Write the data out again exactly, with no pictures.

---------- Data for this exercise ----------

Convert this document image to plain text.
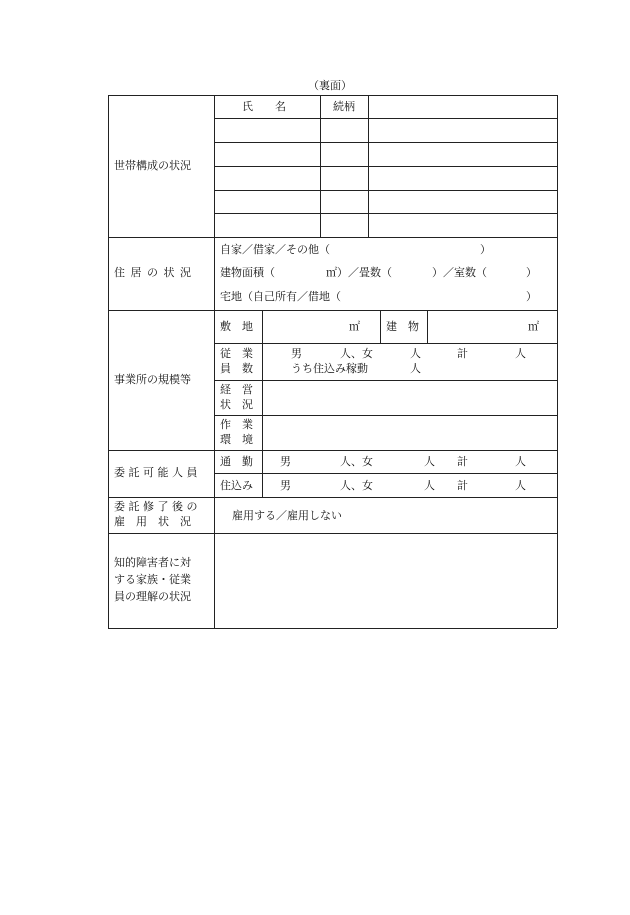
（裏面）
世帯構成の状況
氏　　名	続柄
住 居 の 状 況
自家／借家／その他（	）
建物面積（	㎡）／畳数（	）／室数（	）
宅地（自己所有／借地（	）
事業所の規模等
敷　地	㎡ 建　物	㎡
従　業
員　数
男	人、女	人	計	人
うち住込み稼動	人
経　営
状　況
作　業
環　境
委 託 可 能 人 員
通　勤 男	人、女	人 計	人
住込み 男	人、女	人 計	人
委 託 修 了 後 の
雇　用　状　況	雇用する／雇用しない
知的障害者に対
する家族・従業
員の理解の状況
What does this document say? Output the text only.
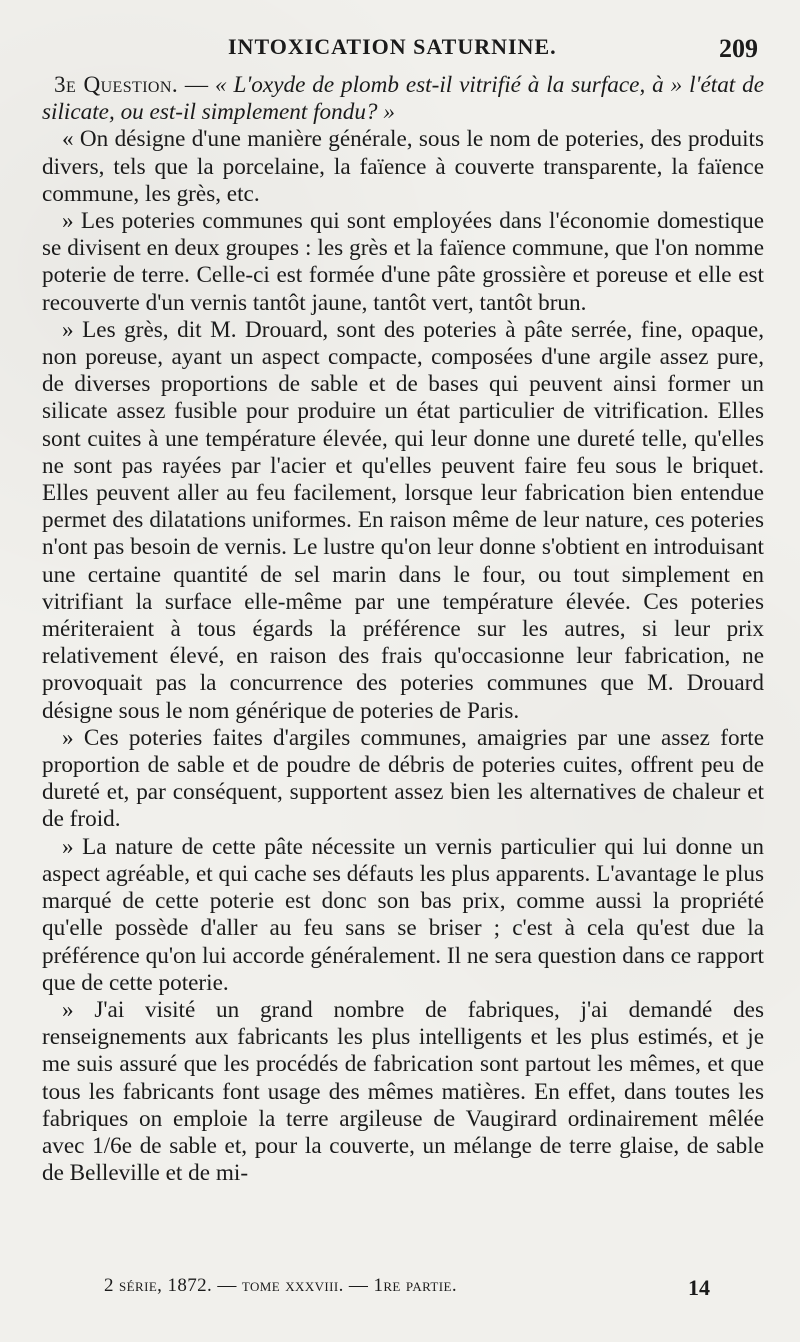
INTOXICATION SATURNINE.	209

3e Question. — « L'oxyde de plomb est-il vitrifié à la surface, à » l'état de silicate, ou est-il simplement fondu? »

« On désigne d'une manière générale, sous le nom de poteries, des produits divers, tels que la porcelaine, la faïence à couverte transparente, la faïence commune, les grès, etc.

» Les poteries communes qui sont employées dans l'économie domestique se divisent en deux groupes : les grès et la faïence commune, que l'on nomme poterie de terre. Celle-ci est formée d'une pâte grossière et poreuse et elle est recouverte d'un vernis tantôt jaune, tantôt vert, tantôt brun.

» Les grès, dit M. Drouard, sont des poteries à pâte serrée, fine, opaque, non poreuse, ayant un aspect compacte, composées d'une argile assez pure, de diverses proportions de sable et de bases qui peuvent ainsi former un silicate assez fusible pour produire un état particulier de vitrification. Elles sont cuites à une température élevée, qui leur donne une dureté telle, qu'elles ne sont pas rayées par l'acier et qu'elles peuvent faire feu sous le briquet. Elles peuvent aller au feu facilement, lorsque leur fabrication bien entendue permet des dilatations uniformes. En raison même de leur nature, ces poteries n'ont pas besoin de vernis. Le lustre qu'on leur donne s'obtient en introduisant une certaine quantité de sel marin dans le four, ou tout simplement en vitrifiant la surface elle-même par une température élevée. Ces poteries mériteraient à tous égards la préférence sur les autres, si leur prix relativement élevé, en raison des frais qu'occasionne leur fabrication, ne provoquait pas la concurrence des poteries communes que M. Drouard désigne sous le nom générique de poteries de Paris.

» Ces poteries faites d'argiles communes, amaigries par une assez forte proportion de sable et de poudre de débris de poteries cuites, offrent peu de dureté et, par conséquent, supportent assez bien les alternatives de chaleur et de froid.

» La nature de cette pâte nécessite un vernis particulier qui lui donne un aspect agréable, et qui cache ses défauts les plus apparents. L'avantage le plus marqué de cette poterie est donc son bas prix, comme aussi la propriété qu'elle possède d'aller au feu sans se briser ; c'est à cela qu'est due la préférence qu'on lui accorde généralement. Il ne sera question dans ce rapport que de cette poterie.

» J'ai visité un grand nombre de fabriques, j'ai demandé des renseignements aux fabricants les plus intelligents et les plus estimés, et je me suis assuré que les procédés de fabrication sont partout les mêmes, et que tous les fabricants font usage des mêmes matières. En effet, dans toutes les fabriques on emploie la terre argileuse de Vaugirard ordinairement mêlée avec 1/6e de sable et, pour la couverte, un mélange de terre glaise, de sable de Belleville et de mi-

2 série, 1872. — tome xxxviii. — 1re partie.	14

----------

Solution to the exercise:
Convert this document image to plain text.
（裏面）
世帯構成の状況
氏　　名	続柄
住 居 の 状 況
自家／借家／その他（	）
建物面積（	㎡）／畳数（	）／室数（	）
宅地（自己所有／借地（	）
事業所の規模等
敷　地	㎡ 建　物	㎡
従　業
員　数
男	人、女	人	計	人
うち住込み稼動	人
経　営
状　況
作　業
環　境
委 託 可 能 人 員
通　勤 男	人、女	人 計	人
住込み 男	人、女	人 計	人
委 託 修 了 後 の
雇　用　状　況	雇用する／雇用しない
知的障害者に対
する家族・従業
員の理解の状況
What does this document say? Output the text only.
INTOXICATION SATURNINE.	209

3e Question. — « L'oxyde de plomb est-il vitrifié à la surface, à » l'état de silicate, ou est-il simplement fondu? »

« On désigne d'une manière générale, sous le nom de poteries, des produits divers, tels que la porcelaine, la faïence à couverte transparente, la faïence commune, les grès, etc.

» Les poteries communes qui sont employées dans l'économie domestique se divisent en deux groupes : les grès et la faïence commune, que l'on nomme poterie de terre. Celle-ci est formée d'une pâte grossière et poreuse et elle est recouverte d'un vernis tantôt jaune, tantôt vert, tantôt brun.

» Les grès, dit M. Drouard, sont des poteries à pâte serrée, fine, opaque, non poreuse, ayant un aspect compacte, composées d'une argile assez pure, de diverses proportions de sable et de bases qui peuvent ainsi former un silicate assez fusible pour produire un état particulier de vitrification. Elles sont cuites à une température élevée, qui leur donne une dureté telle, qu'elles ne sont pas rayées par l'acier et qu'elles peuvent faire feu sous le briquet. Elles peuvent aller au feu facilement, lorsque leur fabrication bien entendue permet des dilatations uniformes. En raison même de leur nature, ces poteries n'ont pas besoin de vernis. Le lustre qu'on leur donne s'obtient en introduisant une certaine quantité de sel marin dans le four, ou tout simplement en vitrifiant la surface elle-même par une température élevée. Ces poteries mériteraient à tous égards la préférence sur les autres, si leur prix relativement élevé, en raison des frais qu'occasionne leur fabrication, ne provoquait pas la concurrence des poteries communes que M. Drouard désigne sous le nom générique de poteries de Paris.

» Ces poteries faites d'argiles communes, amaigries par une assez forte proportion de sable et de poudre de débris de poteries cuites, offrent peu de dureté et, par conséquent, supportent assez bien les alternatives de chaleur et de froid.

» La nature de cette pâte nécessite un vernis particulier qui lui donne un aspect agréable, et qui cache ses défauts les plus apparents. L'avantage le plus marqué de cette poterie est donc son bas prix, comme aussi la propriété qu'elle possède d'aller au feu sans se briser ; c'est à cela qu'est due la préférence qu'on lui accorde généralement. Il ne sera question dans ce rapport que de cette poterie.

» J'ai visité un grand nombre de fabriques, j'ai demandé des renseignements aux fabricants les plus intelligents et les plus estimés, et je me suis assuré que les procédés de fabrication sont partout les mêmes, et que tous les fabricants font usage des mêmes matières. En effet, dans toutes les fabriques on emploie la terre argileuse de Vaugirard ordinairement mêlée avec 1/6e de sable et, pour la couverte, un mélange de terre glaise, de sable de Belleville et de mi-

2 série, 1872. — tome xxxviii. — 1re partie.	14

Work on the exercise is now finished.